▸ What to produce:
From the listing below, pick out each line with the word "Preferences".

***

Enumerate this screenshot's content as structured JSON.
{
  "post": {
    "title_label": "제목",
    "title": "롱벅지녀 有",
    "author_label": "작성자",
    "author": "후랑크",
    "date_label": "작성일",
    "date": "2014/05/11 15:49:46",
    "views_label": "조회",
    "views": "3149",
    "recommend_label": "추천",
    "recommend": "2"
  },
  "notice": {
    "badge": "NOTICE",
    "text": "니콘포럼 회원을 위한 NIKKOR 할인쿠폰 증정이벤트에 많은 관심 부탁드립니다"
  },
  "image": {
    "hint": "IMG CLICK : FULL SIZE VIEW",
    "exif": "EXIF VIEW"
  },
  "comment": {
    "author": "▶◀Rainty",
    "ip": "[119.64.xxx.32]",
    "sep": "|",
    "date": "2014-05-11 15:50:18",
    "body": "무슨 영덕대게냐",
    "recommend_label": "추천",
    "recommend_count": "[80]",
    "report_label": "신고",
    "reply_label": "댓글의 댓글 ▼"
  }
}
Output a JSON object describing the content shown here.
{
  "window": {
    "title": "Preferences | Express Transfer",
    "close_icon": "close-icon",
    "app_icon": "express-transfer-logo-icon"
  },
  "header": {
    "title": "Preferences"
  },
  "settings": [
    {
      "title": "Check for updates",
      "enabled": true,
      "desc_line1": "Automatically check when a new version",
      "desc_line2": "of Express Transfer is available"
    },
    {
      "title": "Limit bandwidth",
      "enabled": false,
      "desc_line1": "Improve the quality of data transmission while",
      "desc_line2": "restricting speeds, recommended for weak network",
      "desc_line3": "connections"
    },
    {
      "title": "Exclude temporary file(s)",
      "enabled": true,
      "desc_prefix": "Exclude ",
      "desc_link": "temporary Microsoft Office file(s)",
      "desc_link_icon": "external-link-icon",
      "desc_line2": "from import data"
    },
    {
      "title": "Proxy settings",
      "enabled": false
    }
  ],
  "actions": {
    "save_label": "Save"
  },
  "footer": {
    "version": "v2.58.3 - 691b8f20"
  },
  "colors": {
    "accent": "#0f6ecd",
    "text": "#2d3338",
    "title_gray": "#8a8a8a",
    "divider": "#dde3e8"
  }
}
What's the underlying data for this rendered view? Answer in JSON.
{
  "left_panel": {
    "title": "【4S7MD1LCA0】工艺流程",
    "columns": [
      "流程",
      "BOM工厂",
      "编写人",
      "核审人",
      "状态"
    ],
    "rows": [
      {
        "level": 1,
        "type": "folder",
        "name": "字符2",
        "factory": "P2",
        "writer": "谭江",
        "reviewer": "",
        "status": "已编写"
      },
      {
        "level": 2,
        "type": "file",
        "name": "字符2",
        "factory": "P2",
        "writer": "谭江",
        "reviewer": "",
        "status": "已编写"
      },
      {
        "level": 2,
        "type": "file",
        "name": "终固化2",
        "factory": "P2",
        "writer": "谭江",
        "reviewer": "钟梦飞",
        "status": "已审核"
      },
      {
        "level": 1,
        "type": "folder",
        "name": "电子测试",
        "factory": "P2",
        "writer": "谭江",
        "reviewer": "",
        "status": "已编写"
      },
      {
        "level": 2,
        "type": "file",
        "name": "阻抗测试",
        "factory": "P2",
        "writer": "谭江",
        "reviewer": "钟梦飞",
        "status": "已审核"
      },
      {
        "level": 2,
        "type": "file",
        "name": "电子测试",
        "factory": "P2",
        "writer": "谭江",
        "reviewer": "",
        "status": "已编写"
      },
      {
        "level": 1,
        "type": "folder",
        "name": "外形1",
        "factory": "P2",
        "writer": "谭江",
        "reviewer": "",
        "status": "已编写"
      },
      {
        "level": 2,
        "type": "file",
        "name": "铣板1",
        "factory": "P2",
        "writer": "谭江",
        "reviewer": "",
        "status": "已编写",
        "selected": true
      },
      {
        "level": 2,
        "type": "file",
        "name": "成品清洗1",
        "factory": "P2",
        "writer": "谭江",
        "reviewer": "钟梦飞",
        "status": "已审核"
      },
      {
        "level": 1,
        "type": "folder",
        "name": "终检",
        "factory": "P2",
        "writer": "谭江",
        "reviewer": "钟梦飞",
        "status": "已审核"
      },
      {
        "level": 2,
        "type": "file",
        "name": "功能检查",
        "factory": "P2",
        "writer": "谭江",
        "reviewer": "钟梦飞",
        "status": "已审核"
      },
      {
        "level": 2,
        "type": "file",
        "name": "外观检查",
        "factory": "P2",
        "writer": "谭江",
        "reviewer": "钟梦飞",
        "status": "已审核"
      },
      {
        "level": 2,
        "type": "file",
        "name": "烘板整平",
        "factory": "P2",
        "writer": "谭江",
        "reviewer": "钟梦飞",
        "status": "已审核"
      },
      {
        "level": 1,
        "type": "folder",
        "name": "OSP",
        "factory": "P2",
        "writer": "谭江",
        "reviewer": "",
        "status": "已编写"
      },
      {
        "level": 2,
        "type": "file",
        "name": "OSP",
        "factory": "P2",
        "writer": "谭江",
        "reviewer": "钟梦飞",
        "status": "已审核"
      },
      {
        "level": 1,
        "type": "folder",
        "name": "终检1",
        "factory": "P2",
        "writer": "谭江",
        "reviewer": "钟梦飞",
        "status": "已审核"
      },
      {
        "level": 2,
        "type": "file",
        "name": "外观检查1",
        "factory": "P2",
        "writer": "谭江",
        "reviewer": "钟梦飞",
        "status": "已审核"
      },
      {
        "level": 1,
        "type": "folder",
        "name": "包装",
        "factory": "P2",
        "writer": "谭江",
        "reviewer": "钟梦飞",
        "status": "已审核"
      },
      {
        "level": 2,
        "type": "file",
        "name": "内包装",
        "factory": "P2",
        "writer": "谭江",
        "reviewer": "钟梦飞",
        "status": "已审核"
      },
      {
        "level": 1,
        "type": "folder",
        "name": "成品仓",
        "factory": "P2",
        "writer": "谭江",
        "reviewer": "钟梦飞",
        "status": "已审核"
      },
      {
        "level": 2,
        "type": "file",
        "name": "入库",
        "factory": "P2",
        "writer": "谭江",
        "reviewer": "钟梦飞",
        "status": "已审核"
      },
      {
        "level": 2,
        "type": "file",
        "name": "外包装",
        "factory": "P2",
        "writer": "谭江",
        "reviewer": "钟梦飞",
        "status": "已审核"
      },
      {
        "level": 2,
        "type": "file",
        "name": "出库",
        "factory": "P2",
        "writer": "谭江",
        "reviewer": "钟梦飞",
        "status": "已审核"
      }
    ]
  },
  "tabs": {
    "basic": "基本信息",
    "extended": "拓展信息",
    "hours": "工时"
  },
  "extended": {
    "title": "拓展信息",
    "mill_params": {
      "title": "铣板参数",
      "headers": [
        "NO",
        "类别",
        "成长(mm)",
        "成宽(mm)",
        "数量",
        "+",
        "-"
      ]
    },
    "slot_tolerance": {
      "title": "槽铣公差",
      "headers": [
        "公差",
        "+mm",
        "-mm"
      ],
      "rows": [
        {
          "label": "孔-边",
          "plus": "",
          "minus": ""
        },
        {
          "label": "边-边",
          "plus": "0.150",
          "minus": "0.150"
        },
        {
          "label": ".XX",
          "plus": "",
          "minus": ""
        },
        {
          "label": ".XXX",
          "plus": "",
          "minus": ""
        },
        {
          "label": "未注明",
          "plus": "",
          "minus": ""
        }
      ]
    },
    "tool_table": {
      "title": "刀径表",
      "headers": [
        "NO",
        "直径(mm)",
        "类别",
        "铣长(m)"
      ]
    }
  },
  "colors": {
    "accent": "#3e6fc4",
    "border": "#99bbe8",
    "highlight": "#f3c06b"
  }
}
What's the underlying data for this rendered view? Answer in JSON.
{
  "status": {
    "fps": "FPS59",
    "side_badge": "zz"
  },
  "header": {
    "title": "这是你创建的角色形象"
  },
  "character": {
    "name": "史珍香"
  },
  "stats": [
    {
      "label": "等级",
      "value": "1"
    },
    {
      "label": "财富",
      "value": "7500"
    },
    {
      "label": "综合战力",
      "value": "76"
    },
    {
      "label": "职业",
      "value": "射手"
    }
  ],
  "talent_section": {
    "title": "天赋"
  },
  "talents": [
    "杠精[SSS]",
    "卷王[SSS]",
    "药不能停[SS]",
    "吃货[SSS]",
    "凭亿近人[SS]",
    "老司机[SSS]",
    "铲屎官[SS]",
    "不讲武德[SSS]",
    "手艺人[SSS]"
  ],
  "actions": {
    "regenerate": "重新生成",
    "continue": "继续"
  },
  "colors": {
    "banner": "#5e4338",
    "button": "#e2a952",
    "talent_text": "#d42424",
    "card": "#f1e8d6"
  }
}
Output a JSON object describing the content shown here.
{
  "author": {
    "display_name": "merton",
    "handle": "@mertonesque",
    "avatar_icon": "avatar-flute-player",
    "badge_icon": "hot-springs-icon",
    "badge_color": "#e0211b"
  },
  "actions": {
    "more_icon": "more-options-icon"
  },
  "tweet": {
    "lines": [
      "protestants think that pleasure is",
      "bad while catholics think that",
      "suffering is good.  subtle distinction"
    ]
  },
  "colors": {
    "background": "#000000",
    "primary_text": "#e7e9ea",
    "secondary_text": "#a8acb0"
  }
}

***

▸ The completed task:
    "title": "Preferences | Express Transfer",
    "title": "Preferences"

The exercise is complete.